> [Records provided]:
>> begin

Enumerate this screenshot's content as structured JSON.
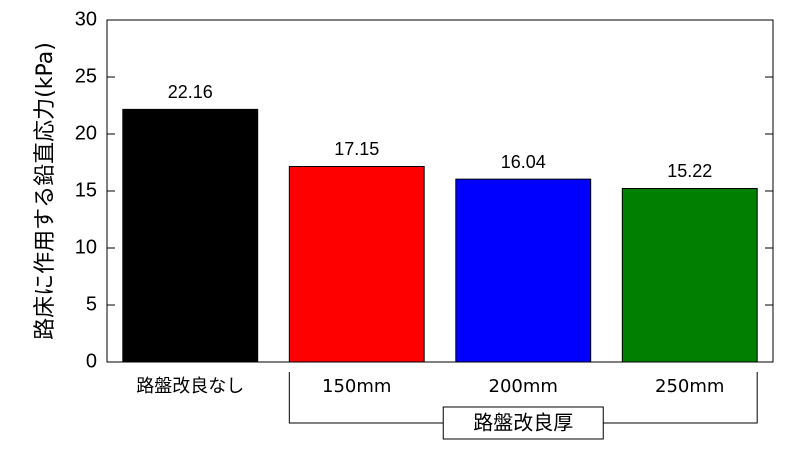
{
  "chart_data": {
    "type": "bar",
    "y_label": "路床に作用する鉛直応力(kPa)",
    "categories": [
      "路盤改良なし",
      "150mm",
      "200mm",
      "250mm"
    ],
    "group_label": "路盤改良厚",
    "series": [
      {
        "colors": [
          "#000000",
          "#ff0000",
          "#0000ff",
          "#007f00"
        ],
        "values": [
          22.16,
          17.15,
          16.04,
          15.22
        ]
      }
    ],
    "ylim": [
      0,
      30
    ],
    "yticks": [
      0,
      5,
      10,
      15,
      20,
      25,
      30
    ],
    "grid": false,
    "value_labels_shown": true
  }
}
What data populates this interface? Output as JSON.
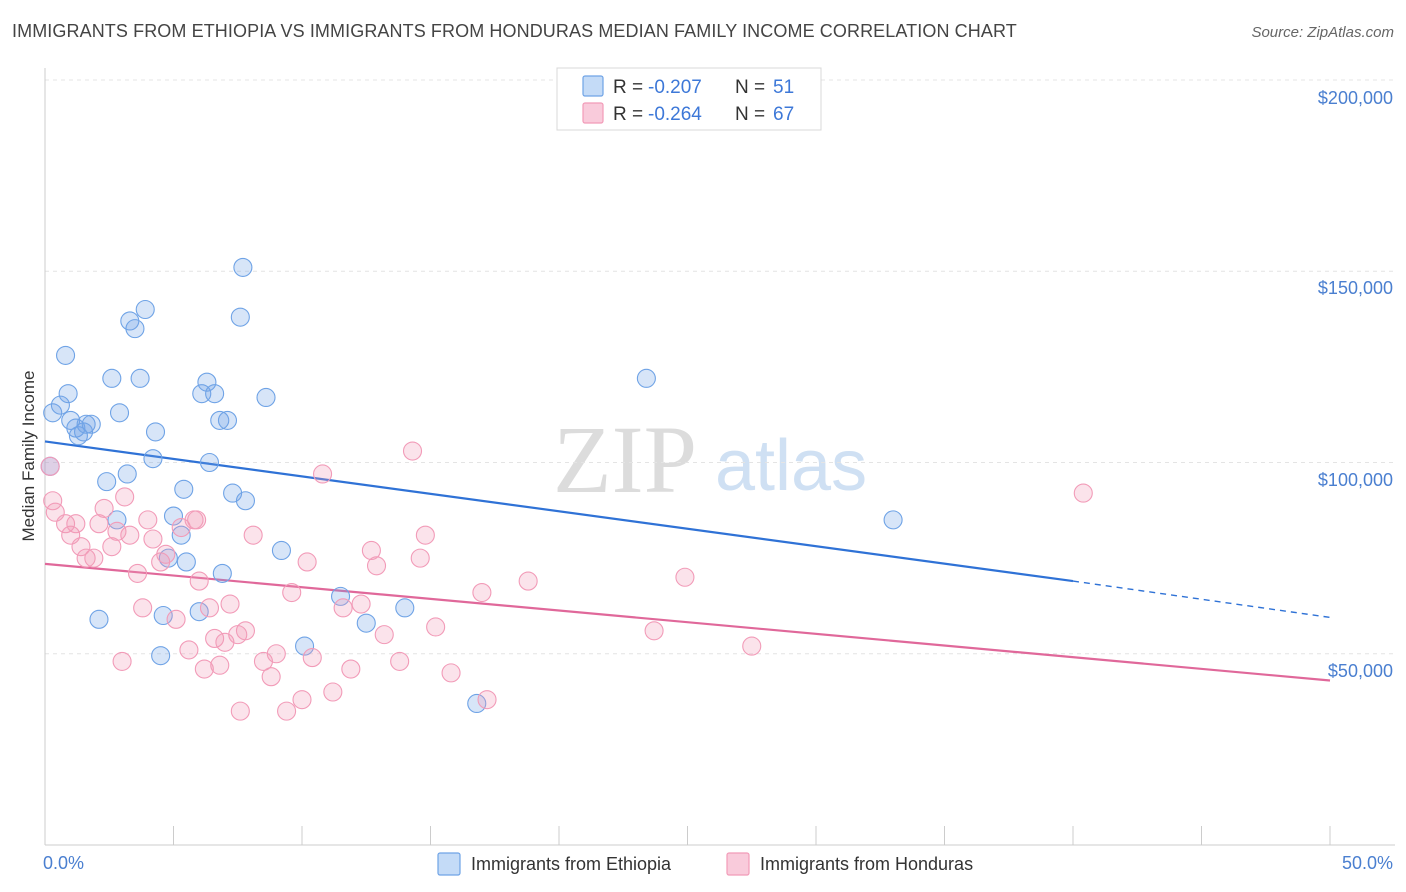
{
  "header": {
    "title": "IMMIGRANTS FROM ETHIOPIA VS IMMIGRANTS FROM HONDURAS MEDIAN FAMILY INCOME CORRELATION CHART",
    "source": "Source: ZipAtlas.com"
  },
  "watermark": {
    "zip": "ZIP",
    "atlas": "atlas"
  },
  "legend": {
    "rows": [
      {
        "r_label": "R =",
        "r_value": "-0.207",
        "n_label": "N =",
        "n_value": "51",
        "color": "#6fa3e6"
      },
      {
        "r_label": "R =",
        "r_value": "-0.264",
        "n_label": "N =",
        "n_value": "67",
        "color": "#f29bb8"
      }
    ]
  },
  "chart_data": {
    "type": "scatter",
    "title": "IMMIGRANTS FROM ETHIOPIA VS IMMIGRANTS FROM HONDURAS MEDIAN FAMILY INCOME CORRELATION CHART",
    "xlabel": "",
    "ylabel": "Median Family Income",
    "xlim": [
      0,
      50
    ],
    "ylim": [
      0,
      200000
    ],
    "x_tick_labels": [
      "0.0%",
      "50.0%"
    ],
    "y_ticks": [
      50000,
      100000,
      150000,
      200000
    ],
    "y_tick_labels": [
      "$50,000",
      "$100,000",
      "$150,000",
      "$200,000"
    ],
    "grid": true,
    "legend_position": "top-center",
    "series": [
      {
        "name": "Immigrants from Ethiopia",
        "color": "#6fa3e6",
        "trend": {
          "x": [
            0,
            40
          ],
          "y": [
            105500,
            69000
          ]
        },
        "trend_dashed": {
          "x": [
            40,
            50
          ],
          "y": [
            69000,
            59500
          ]
        },
        "points": [
          [
            0.3,
            113000
          ],
          [
            0.6,
            115000
          ],
          [
            0.8,
            128000
          ],
          [
            0.9,
            118000
          ],
          [
            1.0,
            111000
          ],
          [
            1.2,
            109000
          ],
          [
            1.3,
            107000
          ],
          [
            1.5,
            108000
          ],
          [
            1.6,
            110000
          ],
          [
            1.8,
            110000
          ],
          [
            2.4,
            95000
          ],
          [
            2.6,
            122000
          ],
          [
            2.8,
            85000
          ],
          [
            2.9,
            113000
          ],
          [
            3.2,
            97000
          ],
          [
            3.3,
            137000
          ],
          [
            3.5,
            135000
          ],
          [
            3.7,
            122000
          ],
          [
            3.9,
            140000
          ],
          [
            4.2,
            101000
          ],
          [
            4.3,
            108000
          ],
          [
            4.6,
            60000
          ],
          [
            4.5,
            49500
          ],
          [
            4.8,
            75000
          ],
          [
            5.0,
            86000
          ],
          [
            5.3,
            81000
          ],
          [
            5.4,
            93000
          ],
          [
            5.5,
            74000
          ],
          [
            6.0,
            61000
          ],
          [
            6.1,
            118000
          ],
          [
            6.3,
            121000
          ],
          [
            6.4,
            100000
          ],
          [
            6.6,
            118000
          ],
          [
            6.8,
            111000
          ],
          [
            6.9,
            71000
          ],
          [
            7.1,
            111000
          ],
          [
            7.3,
            92000
          ],
          [
            7.6,
            138000
          ],
          [
            7.8,
            90000
          ],
          [
            7.7,
            151000
          ],
          [
            8.6,
            117000
          ],
          [
            9.2,
            77000
          ],
          [
            10.1,
            52000
          ],
          [
            11.5,
            65000
          ],
          [
            12.5,
            58000
          ],
          [
            14.0,
            62000
          ],
          [
            16.8,
            37000
          ],
          [
            23.4,
            122000
          ],
          [
            33.0,
            85000
          ],
          [
            0.2,
            99000
          ],
          [
            2.1,
            59000
          ]
        ]
      },
      {
        "name": "Immigrants from Honduras",
        "color": "#f29bb8",
        "trend": {
          "x": [
            0,
            50
          ],
          "y": [
            73500,
            43000
          ]
        },
        "points": [
          [
            0.2,
            99000
          ],
          [
            0.3,
            90000
          ],
          [
            0.4,
            87000
          ],
          [
            0.8,
            84000
          ],
          [
            1.0,
            81000
          ],
          [
            1.2,
            84000
          ],
          [
            1.4,
            78000
          ],
          [
            1.6,
            75000
          ],
          [
            1.9,
            75000
          ],
          [
            2.1,
            84000
          ],
          [
            2.3,
            88000
          ],
          [
            2.6,
            78000
          ],
          [
            2.8,
            82000
          ],
          [
            3.1,
            91000
          ],
          [
            3.3,
            81000
          ],
          [
            3.6,
            71000
          ],
          [
            3.8,
            62000
          ],
          [
            4.0,
            85000
          ],
          [
            4.2,
            80000
          ],
          [
            4.5,
            74000
          ],
          [
            4.7,
            76000
          ],
          [
            5.1,
            59000
          ],
          [
            5.3,
            83000
          ],
          [
            5.6,
            51000
          ],
          [
            5.8,
            85000
          ],
          [
            6.0,
            69000
          ],
          [
            6.2,
            46000
          ],
          [
            6.4,
            62000
          ],
          [
            6.6,
            54000
          ],
          [
            6.8,
            47000
          ],
          [
            7.0,
            53000
          ],
          [
            7.2,
            63000
          ],
          [
            7.5,
            55000
          ],
          [
            7.8,
            56000
          ],
          [
            8.1,
            81000
          ],
          [
            8.5,
            48000
          ],
          [
            8.8,
            44000
          ],
          [
            9.0,
            50000
          ],
          [
            9.4,
            35000
          ],
          [
            9.6,
            66000
          ],
          [
            10.0,
            38000
          ],
          [
            10.2,
            74000
          ],
          [
            10.8,
            97000
          ],
          [
            11.2,
            40000
          ],
          [
            11.6,
            62000
          ],
          [
            11.9,
            46000
          ],
          [
            12.3,
            63000
          ],
          [
            12.7,
            77000
          ],
          [
            12.9,
            73000
          ],
          [
            13.2,
            55000
          ],
          [
            13.8,
            48000
          ],
          [
            14.3,
            103000
          ],
          [
            14.6,
            75000
          ],
          [
            14.8,
            81000
          ],
          [
            15.2,
            57000
          ],
          [
            15.8,
            45000
          ],
          [
            17.0,
            66000
          ],
          [
            18.8,
            69000
          ],
          [
            17.2,
            38000
          ],
          [
            23.7,
            56000
          ],
          [
            24.9,
            70000
          ],
          [
            27.5,
            52000
          ],
          [
            40.4,
            92000
          ],
          [
            5.9,
            85000
          ],
          [
            3.0,
            48000
          ],
          [
            7.6,
            35000
          ],
          [
            10.4,
            49000
          ]
        ]
      }
    ]
  },
  "bottom_legend": [
    {
      "label": "Immigrants from Ethiopia",
      "color": "#6fa3e6"
    },
    {
      "label": "Immigrants from Honduras",
      "color": "#f29bb8"
    }
  ]
}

>> end

> [What is being asked]: List the lines that contain the word "JSON".

> [Reply to the task]:
Enumerate this screenshot's content as structured JSON.
What data populates this interface? Output as JSON.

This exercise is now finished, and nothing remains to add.